YOUR TASK.
According to the craniopharyngioma text, which mutation do the majority of papillary craniopharyngiomas harbor?

Craniopharyngioma is a rare histologically low-grade (WHO grade 1) suprasellar tumor believed to originate from Rathke’s pouch. It occurs in adamantinomatous and papillary subtypes. Consistent with its location, patients experience visual abnormalities, symptoms of increased intracranial pressure, and endocrine dysfunction. If the tumor is favorably located, the most effective treatment is adequate resection. In this article, the authors present the protean clinical manifestations, suspected pathogenesis, and currently available treatment options for craniopharyngioma, with emphasis on the importance of a multidisciplinary approach. Genetic analysis has shown that adamantinomatous and papillary craniopharyngiomas have distinct tumor biology. Adamantinomatous craniopharyngiomas demonstrate activating mutations in the gene encoding β-catenin (131; 18; 44; 117). On the other hand, the majority of papillary craniopharyngiomas harbor the oncogenic BRAF V600E substitution, which can be used as a confirmatory test using immunochemistry and shows promise as targeted therapy in selected patients (14; 117).

Key points

• Due to its suprasellar location, patients with craniopharyngioma often present with visual and endocrine symptoms.

• There are 2 craniopharyngioma subtypes: adamantinomatous and papillary.

• Adamantinomatous craniopharyngiomas have an activating mutation in the gene encoding β-catenin whereas papillary craniopharyngiomas carry the BRAF V600E mutation.

• Most patients are treated by surgery followed with irradiation.

Bounding box prediction data:

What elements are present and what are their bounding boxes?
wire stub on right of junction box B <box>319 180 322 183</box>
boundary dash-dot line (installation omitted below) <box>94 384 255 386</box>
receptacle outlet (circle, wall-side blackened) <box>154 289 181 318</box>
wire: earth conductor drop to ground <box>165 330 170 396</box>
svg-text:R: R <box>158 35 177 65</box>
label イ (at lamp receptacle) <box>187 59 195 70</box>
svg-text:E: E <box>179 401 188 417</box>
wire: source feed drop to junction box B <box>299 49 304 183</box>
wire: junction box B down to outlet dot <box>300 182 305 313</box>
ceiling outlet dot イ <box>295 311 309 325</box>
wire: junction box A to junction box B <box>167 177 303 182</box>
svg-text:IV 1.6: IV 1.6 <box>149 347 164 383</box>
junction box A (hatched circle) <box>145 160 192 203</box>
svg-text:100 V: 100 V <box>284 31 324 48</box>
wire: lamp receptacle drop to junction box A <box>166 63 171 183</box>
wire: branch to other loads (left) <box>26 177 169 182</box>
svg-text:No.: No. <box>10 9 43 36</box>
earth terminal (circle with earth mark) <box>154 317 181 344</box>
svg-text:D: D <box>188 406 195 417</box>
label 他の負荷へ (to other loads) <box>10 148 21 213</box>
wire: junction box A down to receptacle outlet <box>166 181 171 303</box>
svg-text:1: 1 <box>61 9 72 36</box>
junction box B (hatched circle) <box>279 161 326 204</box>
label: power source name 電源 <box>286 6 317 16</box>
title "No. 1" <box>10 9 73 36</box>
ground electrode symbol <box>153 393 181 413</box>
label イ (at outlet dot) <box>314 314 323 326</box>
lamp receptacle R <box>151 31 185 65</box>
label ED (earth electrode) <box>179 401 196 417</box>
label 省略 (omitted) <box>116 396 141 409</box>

OUTPUT.
The oncogenic BRAF V600E substitution.